───── MATERIAL FOR THIS TASK ─────

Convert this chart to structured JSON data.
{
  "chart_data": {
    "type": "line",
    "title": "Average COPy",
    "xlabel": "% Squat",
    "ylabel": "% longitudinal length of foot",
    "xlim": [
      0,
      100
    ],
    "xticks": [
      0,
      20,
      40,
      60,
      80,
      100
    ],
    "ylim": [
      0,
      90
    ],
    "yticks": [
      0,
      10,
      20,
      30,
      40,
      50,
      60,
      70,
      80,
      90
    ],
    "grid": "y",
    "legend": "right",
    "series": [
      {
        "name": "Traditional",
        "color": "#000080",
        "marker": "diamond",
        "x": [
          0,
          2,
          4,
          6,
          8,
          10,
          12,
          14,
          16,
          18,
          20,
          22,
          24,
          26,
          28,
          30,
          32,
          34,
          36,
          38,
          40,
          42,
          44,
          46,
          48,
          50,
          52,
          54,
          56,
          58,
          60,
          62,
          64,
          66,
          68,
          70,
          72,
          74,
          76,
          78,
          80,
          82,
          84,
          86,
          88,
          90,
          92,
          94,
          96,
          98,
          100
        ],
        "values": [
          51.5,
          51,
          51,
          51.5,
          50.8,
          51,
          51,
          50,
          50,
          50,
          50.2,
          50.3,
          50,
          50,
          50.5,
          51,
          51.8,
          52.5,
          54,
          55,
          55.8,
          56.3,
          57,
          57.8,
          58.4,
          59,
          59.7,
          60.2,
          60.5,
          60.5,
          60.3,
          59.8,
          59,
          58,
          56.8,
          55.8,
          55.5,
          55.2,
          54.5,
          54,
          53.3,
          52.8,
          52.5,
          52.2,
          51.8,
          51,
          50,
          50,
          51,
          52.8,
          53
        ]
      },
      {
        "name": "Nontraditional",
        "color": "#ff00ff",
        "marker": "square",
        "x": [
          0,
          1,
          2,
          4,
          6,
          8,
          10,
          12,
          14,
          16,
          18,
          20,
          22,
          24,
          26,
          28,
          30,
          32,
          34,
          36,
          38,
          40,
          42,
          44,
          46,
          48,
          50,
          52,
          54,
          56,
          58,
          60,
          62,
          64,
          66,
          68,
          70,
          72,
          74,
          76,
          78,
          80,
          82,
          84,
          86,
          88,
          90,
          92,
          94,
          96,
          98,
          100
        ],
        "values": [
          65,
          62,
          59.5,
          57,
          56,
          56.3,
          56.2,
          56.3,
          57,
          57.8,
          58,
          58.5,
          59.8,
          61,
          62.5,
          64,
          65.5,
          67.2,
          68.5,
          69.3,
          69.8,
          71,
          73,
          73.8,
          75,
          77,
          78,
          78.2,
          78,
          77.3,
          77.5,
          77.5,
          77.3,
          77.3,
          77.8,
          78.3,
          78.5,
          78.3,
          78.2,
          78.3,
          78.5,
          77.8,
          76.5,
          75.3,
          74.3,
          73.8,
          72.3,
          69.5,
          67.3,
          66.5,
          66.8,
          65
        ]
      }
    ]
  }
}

─────

EXERCISE DESCRIPTION: Show every line above in which the word "name" occurs.

TASK RESULT:
        "name": "Traditional",
        "name": "Nontraditional",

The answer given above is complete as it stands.